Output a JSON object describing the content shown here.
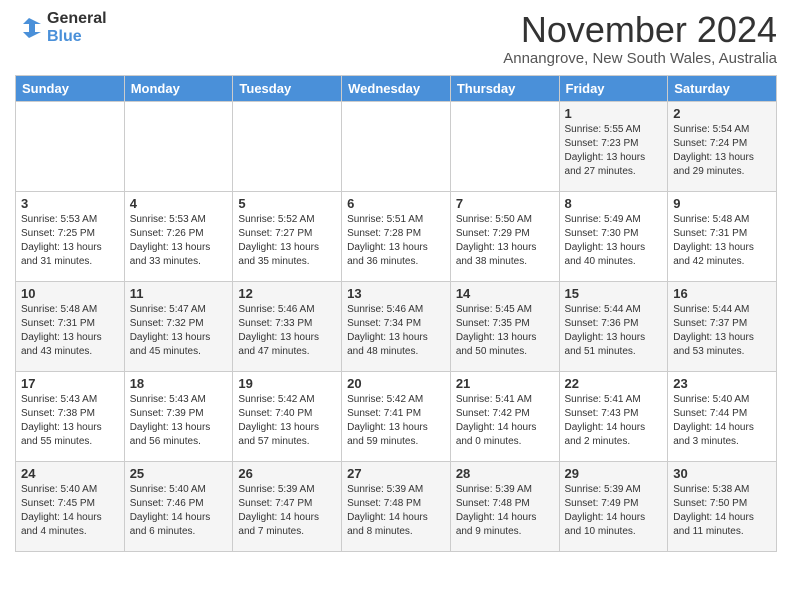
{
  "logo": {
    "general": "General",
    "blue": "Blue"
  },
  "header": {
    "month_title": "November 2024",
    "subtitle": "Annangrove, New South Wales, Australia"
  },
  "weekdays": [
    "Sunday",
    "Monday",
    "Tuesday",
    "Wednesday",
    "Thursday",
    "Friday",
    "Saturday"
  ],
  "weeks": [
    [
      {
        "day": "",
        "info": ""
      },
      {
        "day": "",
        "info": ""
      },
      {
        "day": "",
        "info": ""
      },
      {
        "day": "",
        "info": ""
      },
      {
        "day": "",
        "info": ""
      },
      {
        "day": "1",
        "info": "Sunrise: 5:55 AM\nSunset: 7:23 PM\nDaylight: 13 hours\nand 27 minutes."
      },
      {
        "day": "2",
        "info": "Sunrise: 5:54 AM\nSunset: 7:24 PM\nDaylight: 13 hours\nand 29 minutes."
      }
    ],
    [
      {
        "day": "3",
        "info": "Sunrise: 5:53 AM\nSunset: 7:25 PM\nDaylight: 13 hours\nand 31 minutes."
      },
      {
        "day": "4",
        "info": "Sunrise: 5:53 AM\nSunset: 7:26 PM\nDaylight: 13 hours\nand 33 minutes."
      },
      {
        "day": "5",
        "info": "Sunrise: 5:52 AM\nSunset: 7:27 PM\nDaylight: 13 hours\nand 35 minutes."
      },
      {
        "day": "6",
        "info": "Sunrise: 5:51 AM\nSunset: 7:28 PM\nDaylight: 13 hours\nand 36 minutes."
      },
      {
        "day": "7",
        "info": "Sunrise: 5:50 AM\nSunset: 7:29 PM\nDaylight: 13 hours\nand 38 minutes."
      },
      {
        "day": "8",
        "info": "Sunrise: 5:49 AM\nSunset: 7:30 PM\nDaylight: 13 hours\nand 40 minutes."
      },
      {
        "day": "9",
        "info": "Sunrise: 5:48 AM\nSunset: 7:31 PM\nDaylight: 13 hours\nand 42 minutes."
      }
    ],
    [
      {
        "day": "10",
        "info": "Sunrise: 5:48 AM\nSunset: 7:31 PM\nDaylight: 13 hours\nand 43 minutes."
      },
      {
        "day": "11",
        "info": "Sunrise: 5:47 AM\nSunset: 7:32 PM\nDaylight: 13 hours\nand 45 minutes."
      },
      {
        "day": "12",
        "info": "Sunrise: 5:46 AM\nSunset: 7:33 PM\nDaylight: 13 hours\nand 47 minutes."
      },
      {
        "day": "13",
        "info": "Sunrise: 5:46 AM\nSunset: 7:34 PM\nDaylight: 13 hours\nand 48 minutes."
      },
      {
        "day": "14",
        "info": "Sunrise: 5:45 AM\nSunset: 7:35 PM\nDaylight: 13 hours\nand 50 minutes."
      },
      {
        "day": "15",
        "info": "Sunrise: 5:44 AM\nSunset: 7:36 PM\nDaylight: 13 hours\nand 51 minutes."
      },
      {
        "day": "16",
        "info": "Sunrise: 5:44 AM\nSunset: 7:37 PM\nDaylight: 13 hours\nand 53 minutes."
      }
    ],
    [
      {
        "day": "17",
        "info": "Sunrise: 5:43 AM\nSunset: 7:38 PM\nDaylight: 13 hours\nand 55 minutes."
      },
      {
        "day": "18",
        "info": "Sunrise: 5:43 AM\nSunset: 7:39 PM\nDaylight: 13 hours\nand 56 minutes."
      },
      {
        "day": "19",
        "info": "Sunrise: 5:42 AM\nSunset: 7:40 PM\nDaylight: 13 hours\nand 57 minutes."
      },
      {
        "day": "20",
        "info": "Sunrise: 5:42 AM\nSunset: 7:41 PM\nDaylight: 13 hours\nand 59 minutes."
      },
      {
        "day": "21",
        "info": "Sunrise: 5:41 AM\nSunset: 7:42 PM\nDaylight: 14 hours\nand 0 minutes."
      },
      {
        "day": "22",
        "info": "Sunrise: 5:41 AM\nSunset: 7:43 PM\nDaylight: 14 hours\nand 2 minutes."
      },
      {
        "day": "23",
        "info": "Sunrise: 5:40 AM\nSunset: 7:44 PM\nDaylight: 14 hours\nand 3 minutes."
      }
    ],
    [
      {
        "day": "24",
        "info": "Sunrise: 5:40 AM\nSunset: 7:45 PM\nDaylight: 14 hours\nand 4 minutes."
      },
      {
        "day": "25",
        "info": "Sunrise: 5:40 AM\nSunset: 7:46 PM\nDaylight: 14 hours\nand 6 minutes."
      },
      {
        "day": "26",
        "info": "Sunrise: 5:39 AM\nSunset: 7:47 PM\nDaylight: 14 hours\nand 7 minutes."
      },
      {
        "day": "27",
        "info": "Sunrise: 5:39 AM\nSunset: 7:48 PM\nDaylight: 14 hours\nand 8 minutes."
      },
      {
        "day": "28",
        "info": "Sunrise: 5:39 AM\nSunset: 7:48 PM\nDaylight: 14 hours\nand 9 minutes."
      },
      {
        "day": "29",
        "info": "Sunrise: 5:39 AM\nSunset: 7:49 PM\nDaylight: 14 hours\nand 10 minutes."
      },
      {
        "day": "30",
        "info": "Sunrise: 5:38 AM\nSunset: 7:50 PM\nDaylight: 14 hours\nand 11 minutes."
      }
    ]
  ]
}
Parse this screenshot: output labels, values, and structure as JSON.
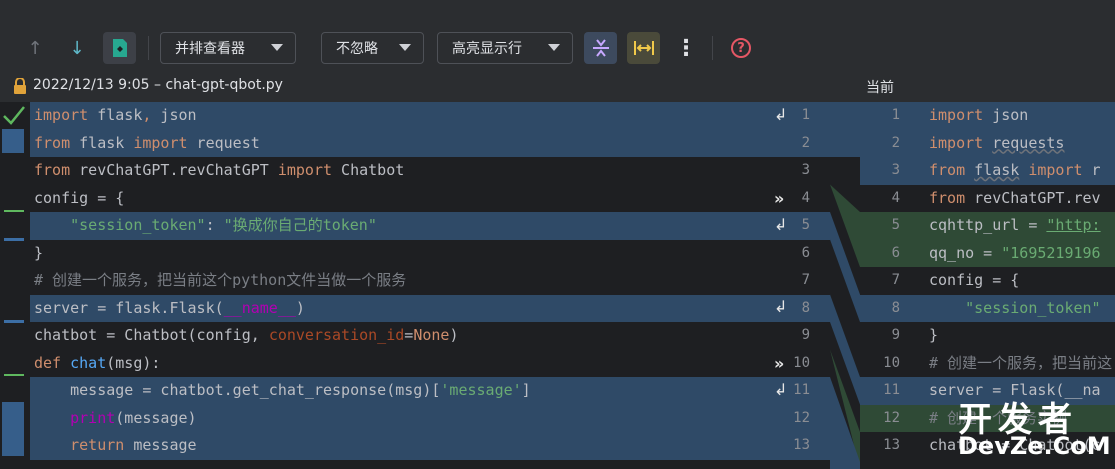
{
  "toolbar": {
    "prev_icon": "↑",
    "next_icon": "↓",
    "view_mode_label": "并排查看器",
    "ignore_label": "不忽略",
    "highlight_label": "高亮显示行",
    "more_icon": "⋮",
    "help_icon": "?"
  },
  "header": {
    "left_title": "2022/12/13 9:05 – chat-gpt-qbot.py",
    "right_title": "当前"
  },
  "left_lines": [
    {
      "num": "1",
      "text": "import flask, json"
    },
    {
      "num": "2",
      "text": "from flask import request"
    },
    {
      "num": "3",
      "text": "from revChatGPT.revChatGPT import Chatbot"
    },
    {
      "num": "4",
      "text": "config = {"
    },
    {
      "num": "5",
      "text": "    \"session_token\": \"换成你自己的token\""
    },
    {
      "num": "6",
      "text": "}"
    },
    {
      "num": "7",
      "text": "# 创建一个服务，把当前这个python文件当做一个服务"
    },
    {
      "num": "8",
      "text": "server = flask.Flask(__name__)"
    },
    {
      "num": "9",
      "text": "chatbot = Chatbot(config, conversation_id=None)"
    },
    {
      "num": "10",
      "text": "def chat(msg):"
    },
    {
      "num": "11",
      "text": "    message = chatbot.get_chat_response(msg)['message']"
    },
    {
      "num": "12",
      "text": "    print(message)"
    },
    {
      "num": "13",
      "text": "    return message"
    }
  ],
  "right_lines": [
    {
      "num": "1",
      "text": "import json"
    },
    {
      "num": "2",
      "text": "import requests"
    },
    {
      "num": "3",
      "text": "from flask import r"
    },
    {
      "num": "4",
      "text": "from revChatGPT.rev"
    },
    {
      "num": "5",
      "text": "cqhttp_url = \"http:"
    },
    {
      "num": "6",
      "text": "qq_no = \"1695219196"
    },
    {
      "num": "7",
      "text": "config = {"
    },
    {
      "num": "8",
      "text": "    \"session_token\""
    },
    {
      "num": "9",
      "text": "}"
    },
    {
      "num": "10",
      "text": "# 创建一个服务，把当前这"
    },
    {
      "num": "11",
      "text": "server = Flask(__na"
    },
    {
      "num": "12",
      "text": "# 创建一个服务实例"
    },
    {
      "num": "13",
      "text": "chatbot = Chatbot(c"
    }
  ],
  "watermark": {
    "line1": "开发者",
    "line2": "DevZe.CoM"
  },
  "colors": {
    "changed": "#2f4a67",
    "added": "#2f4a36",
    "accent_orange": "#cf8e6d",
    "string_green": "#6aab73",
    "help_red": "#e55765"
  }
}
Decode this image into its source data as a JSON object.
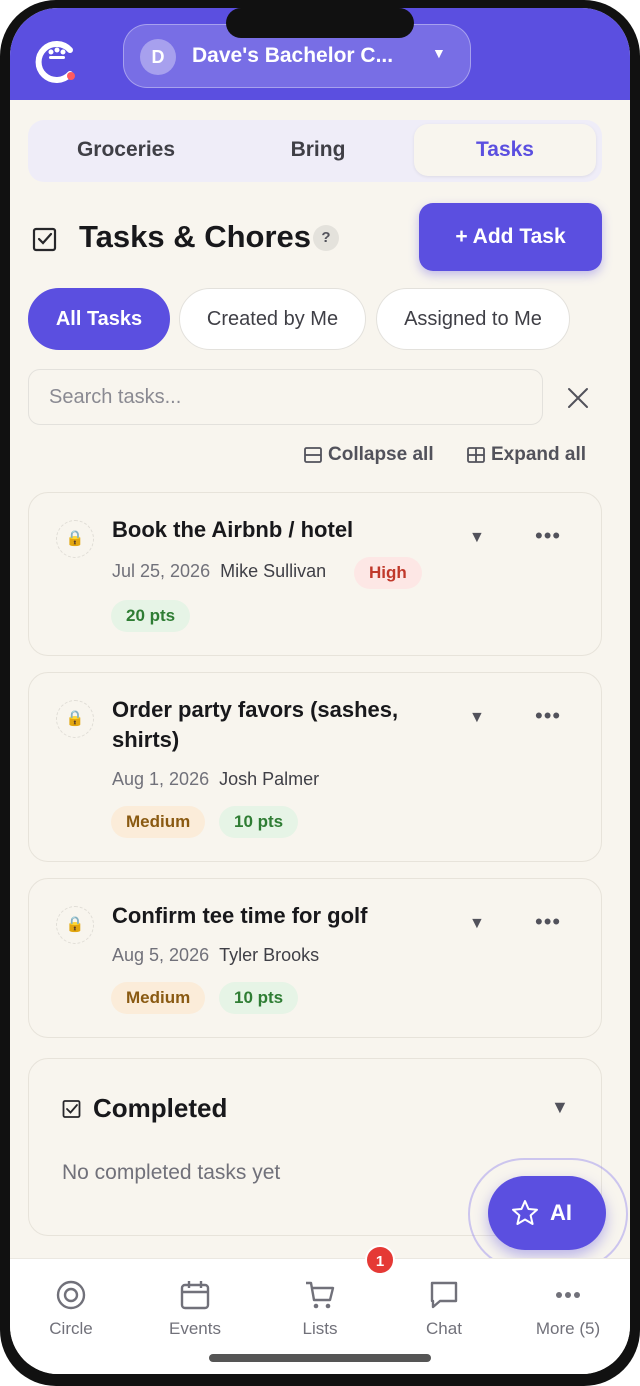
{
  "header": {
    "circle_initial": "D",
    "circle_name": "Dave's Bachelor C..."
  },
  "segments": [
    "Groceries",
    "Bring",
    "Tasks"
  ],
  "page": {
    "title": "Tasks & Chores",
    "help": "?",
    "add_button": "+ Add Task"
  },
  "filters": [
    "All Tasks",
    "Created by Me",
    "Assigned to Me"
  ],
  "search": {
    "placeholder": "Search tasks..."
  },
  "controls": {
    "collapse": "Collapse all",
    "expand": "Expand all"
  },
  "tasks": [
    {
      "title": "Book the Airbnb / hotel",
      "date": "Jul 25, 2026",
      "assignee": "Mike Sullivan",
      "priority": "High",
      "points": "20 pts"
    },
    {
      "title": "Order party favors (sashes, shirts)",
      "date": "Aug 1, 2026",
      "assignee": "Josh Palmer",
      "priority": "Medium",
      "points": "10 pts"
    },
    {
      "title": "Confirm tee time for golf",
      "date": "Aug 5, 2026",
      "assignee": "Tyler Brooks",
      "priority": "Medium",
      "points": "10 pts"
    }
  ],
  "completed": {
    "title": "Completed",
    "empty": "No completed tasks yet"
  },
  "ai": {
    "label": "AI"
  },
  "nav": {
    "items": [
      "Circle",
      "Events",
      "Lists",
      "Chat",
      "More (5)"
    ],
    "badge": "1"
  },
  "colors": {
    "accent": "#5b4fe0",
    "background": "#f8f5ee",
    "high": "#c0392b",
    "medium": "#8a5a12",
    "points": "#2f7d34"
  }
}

▬▬▬

Report how many lines of the data contain the word "from", using the number alone.

4